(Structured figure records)
+ + + + +
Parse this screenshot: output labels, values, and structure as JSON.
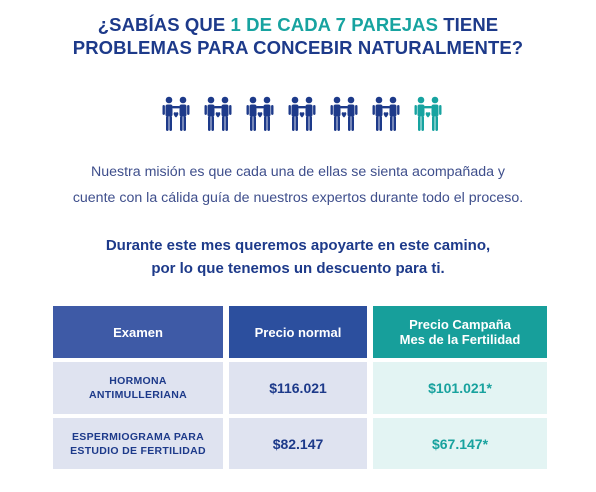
{
  "headline": {
    "line1_start": "¿SABÍAS QUE ",
    "line1_accent": "1 DE CADA 7 PAREJAS",
    "line1_end": " TIENE",
    "line2": "PROBLEMAS PARA CONCEBIR NATURALMENTE?"
  },
  "couples": {
    "total": 7,
    "highlighted": 1,
    "default_color": "#1d3a8a",
    "highlight_color": "#17a3a0",
    "icon": "couple-icon"
  },
  "mission": {
    "line1": "Nuestra misión es que cada una de ellas se sienta acompañada y",
    "line2": "cuente con la cálida guía de nuestros expertos durante todo el proceso."
  },
  "offer": {
    "line1": "Durante este mes queremos apoyarte en este camino,",
    "line2": "por lo que tenemos un descuento para ti."
  },
  "table": {
    "headers": {
      "exam": "Examen",
      "normal": "Precio normal",
      "campaign_line1": "Precio Campaña",
      "campaign_line2": "Mes de la Fertilidad"
    },
    "rows": [
      {
        "exam_line1": "HORMONA",
        "exam_line2": "ANTIMULLERIANA",
        "normal": "$116.021",
        "campaign": "$101.021*"
      },
      {
        "exam_line1": "ESPERMIOGRAMA PARA",
        "exam_line2": "ESTUDIO DE FERTILIDAD",
        "normal": "$82.147",
        "campaign": "$67.147*"
      }
    ]
  }
}
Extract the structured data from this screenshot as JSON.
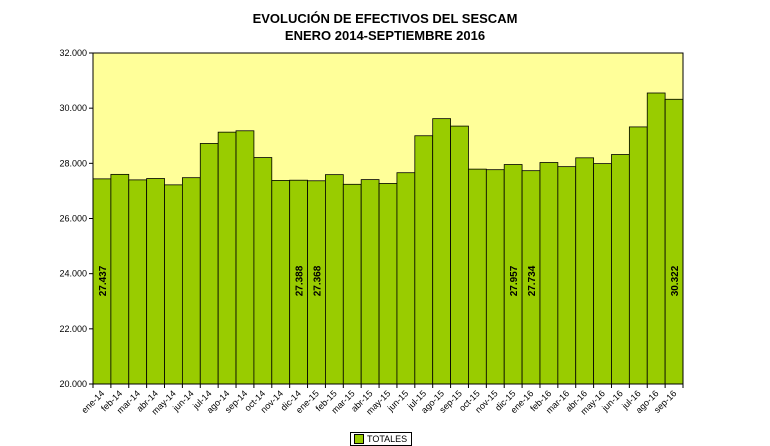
{
  "chart_data": {
    "type": "bar",
    "title": "EVOLUCIÓN DE EFECTIVOS DEL SESCAM",
    "subtitle": "ENERO 2014-SEPTIEMBRE 2016",
    "categories": [
      "ene-14",
      "feb-14",
      "mar-14",
      "abr-14",
      "may-14",
      "jun-14",
      "jul-14",
      "ago-14",
      "sep-14",
      "oct-14",
      "nov-14",
      "dic-14",
      "ene-15",
      "feb-15",
      "mar-15",
      "abr-15",
      "may-15",
      "jun-15",
      "jul-15",
      "ago-15",
      "sep-15",
      "oct-15",
      "nov-15",
      "dic-15",
      "ene-16",
      "feb-16",
      "mar-16",
      "abr-16",
      "may-16",
      "jun-16",
      "jul-16",
      "ago-16",
      "sep-16"
    ],
    "series": [
      {
        "name": "TOTALES",
        "values": [
          27437,
          27600,
          27400,
          27450,
          27220,
          27480,
          28720,
          29130,
          29180,
          28210,
          27380,
          27388,
          27368,
          27590,
          27240,
          27410,
          27270,
          27660,
          29000,
          29620,
          29350,
          27790,
          27770,
          27957,
          27734,
          28030,
          27880,
          28200,
          27990,
          28320,
          29320,
          30550,
          30322
        ]
      }
    ],
    "data_labels": [
      {
        "index": 0,
        "text": "27.437"
      },
      {
        "index": 11,
        "text": "27.388"
      },
      {
        "index": 12,
        "text": "27.368"
      },
      {
        "index": 23,
        "text": "27.957"
      },
      {
        "index": 24,
        "text": "27.734"
      },
      {
        "index": 32,
        "text": "30.322"
      }
    ],
    "ylim": [
      20000,
      32000
    ],
    "yticks": [
      20000,
      22000,
      24000,
      26000,
      28000,
      30000,
      32000
    ],
    "ytick_labels": [
      "20.000",
      "22.000",
      "24.000",
      "26.000",
      "28.000",
      "30.000",
      "32.000"
    ],
    "grid": false,
    "legend_position": "bottom-center",
    "colors": {
      "bar": "#99cc00",
      "plot_background": "#ffff99",
      "outline": "#000000"
    }
  }
}
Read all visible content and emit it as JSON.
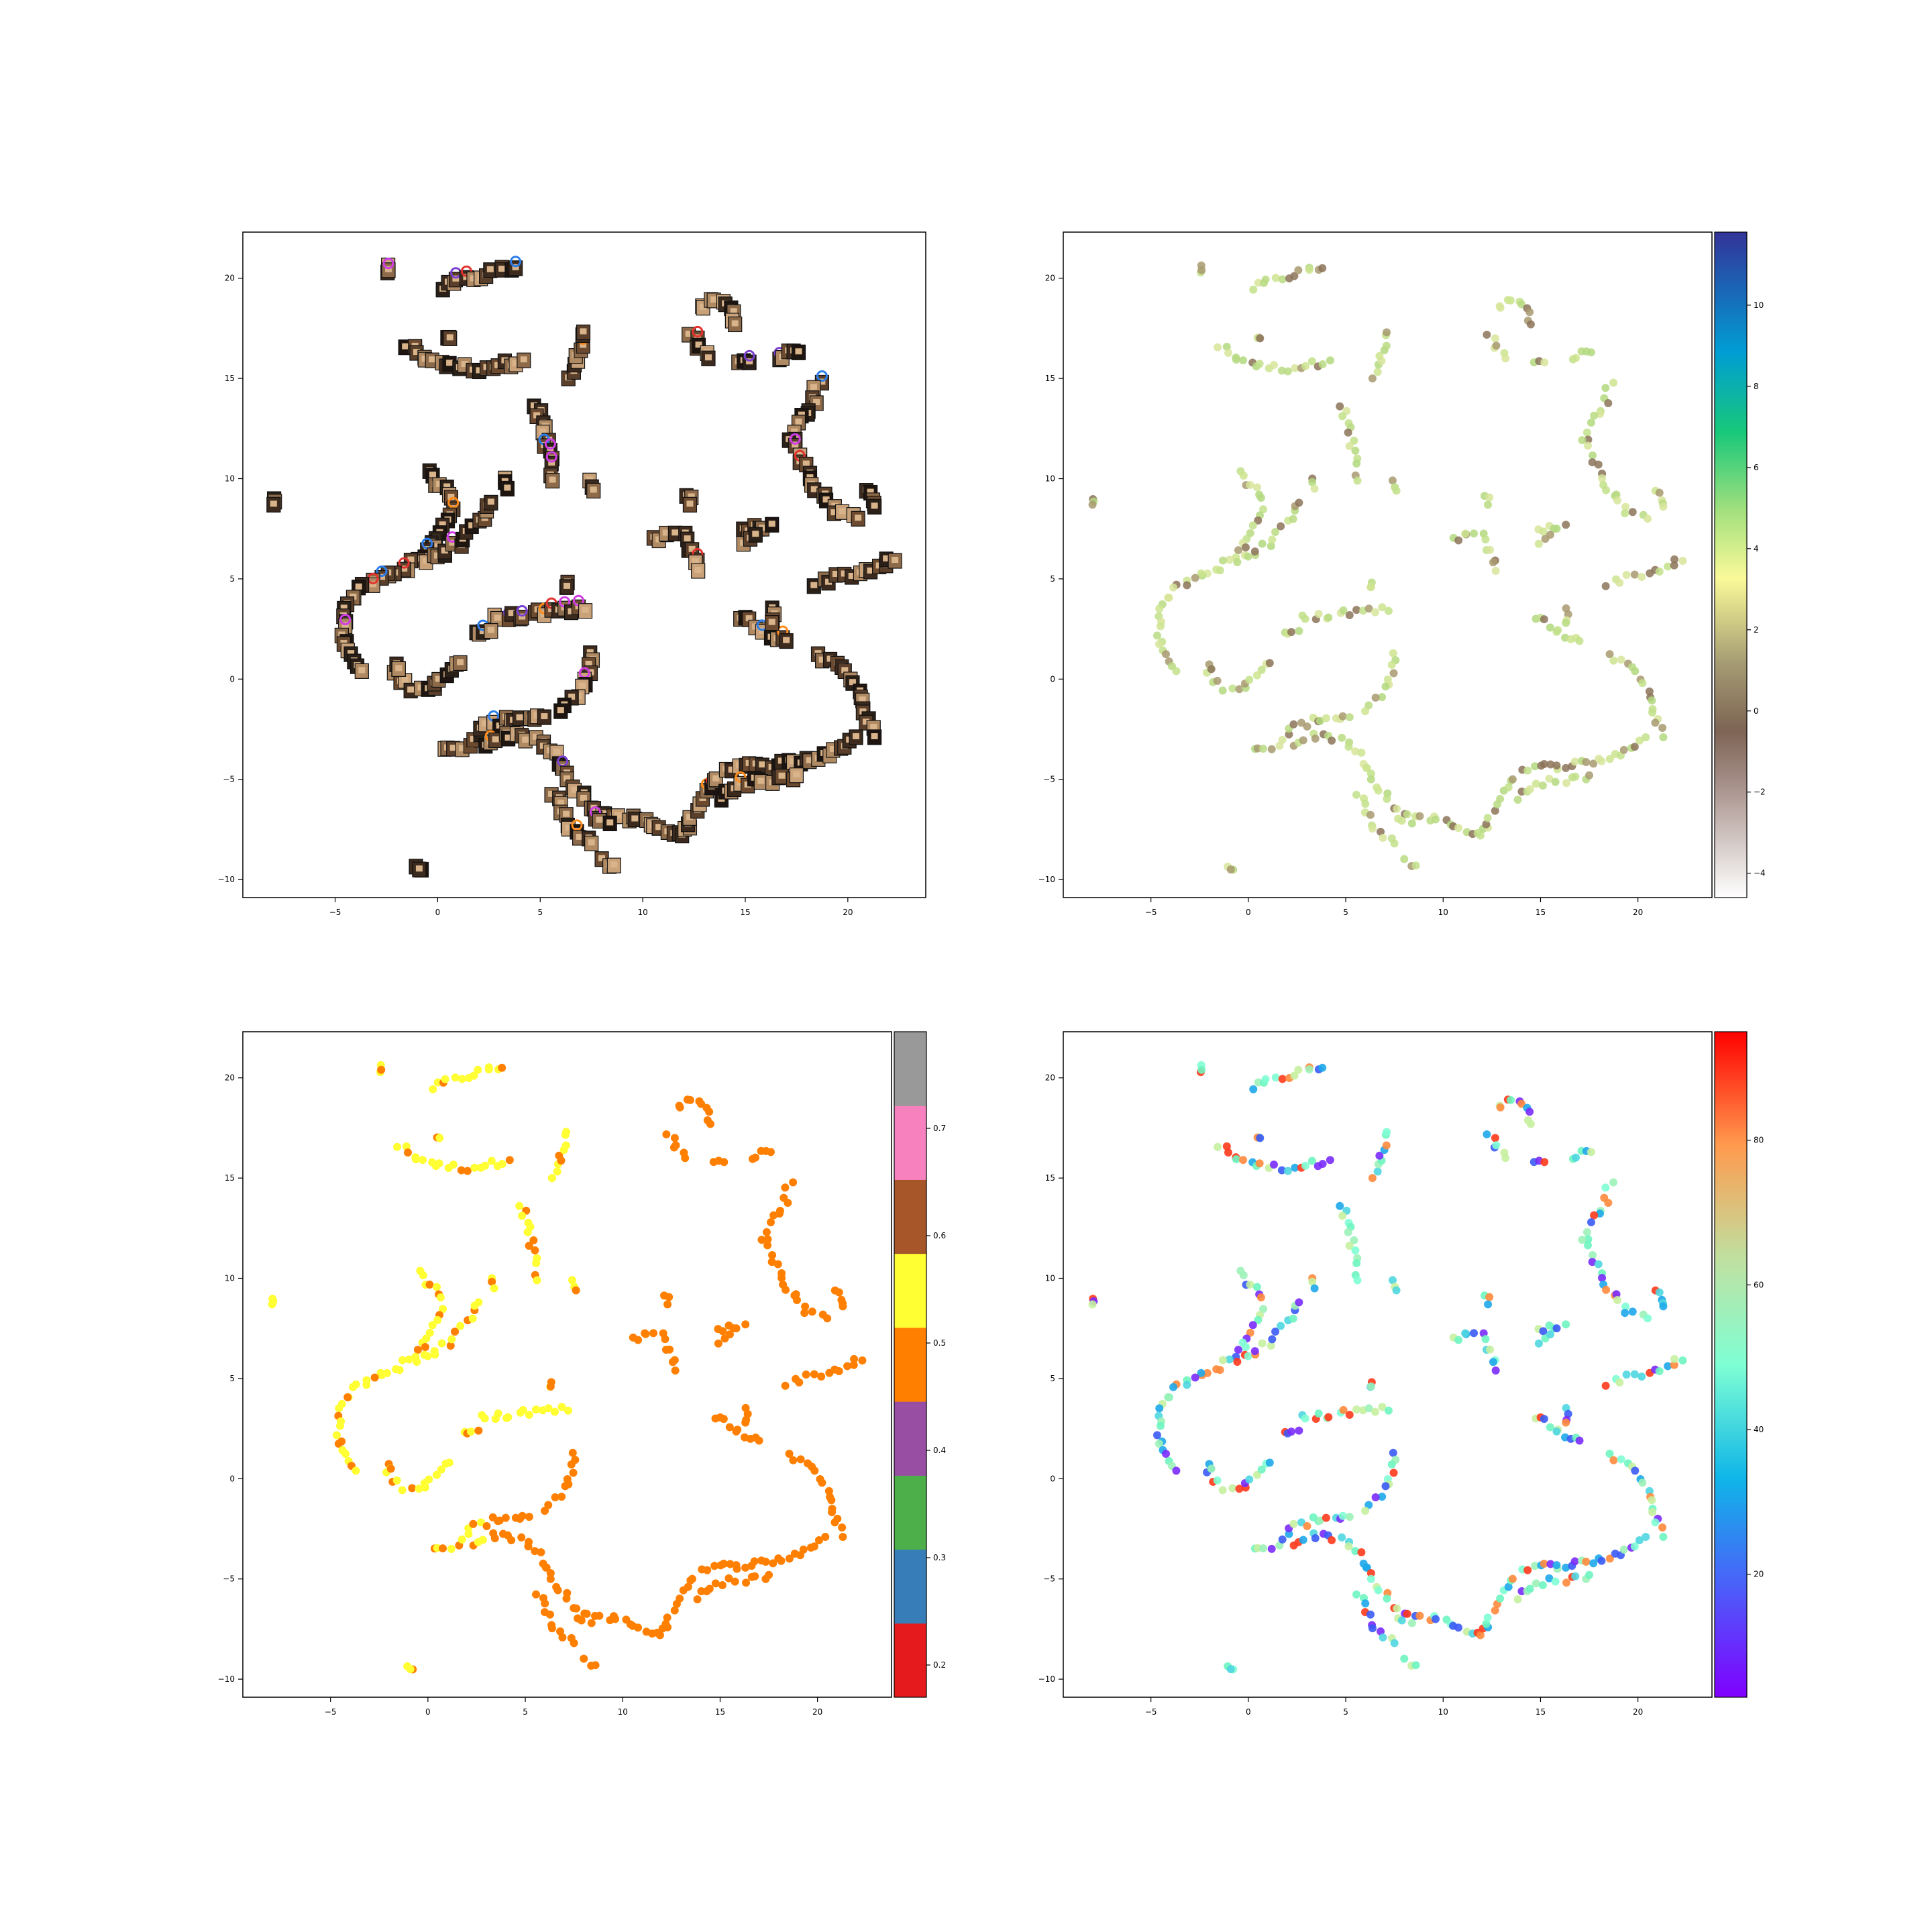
+ + + + +
Every line of the records that includes the word "index" should be gathered.

        "index": 0,
        "index": 11,
        "index": 12,
        "index": 23,
        "index": 24,
        "index": 32,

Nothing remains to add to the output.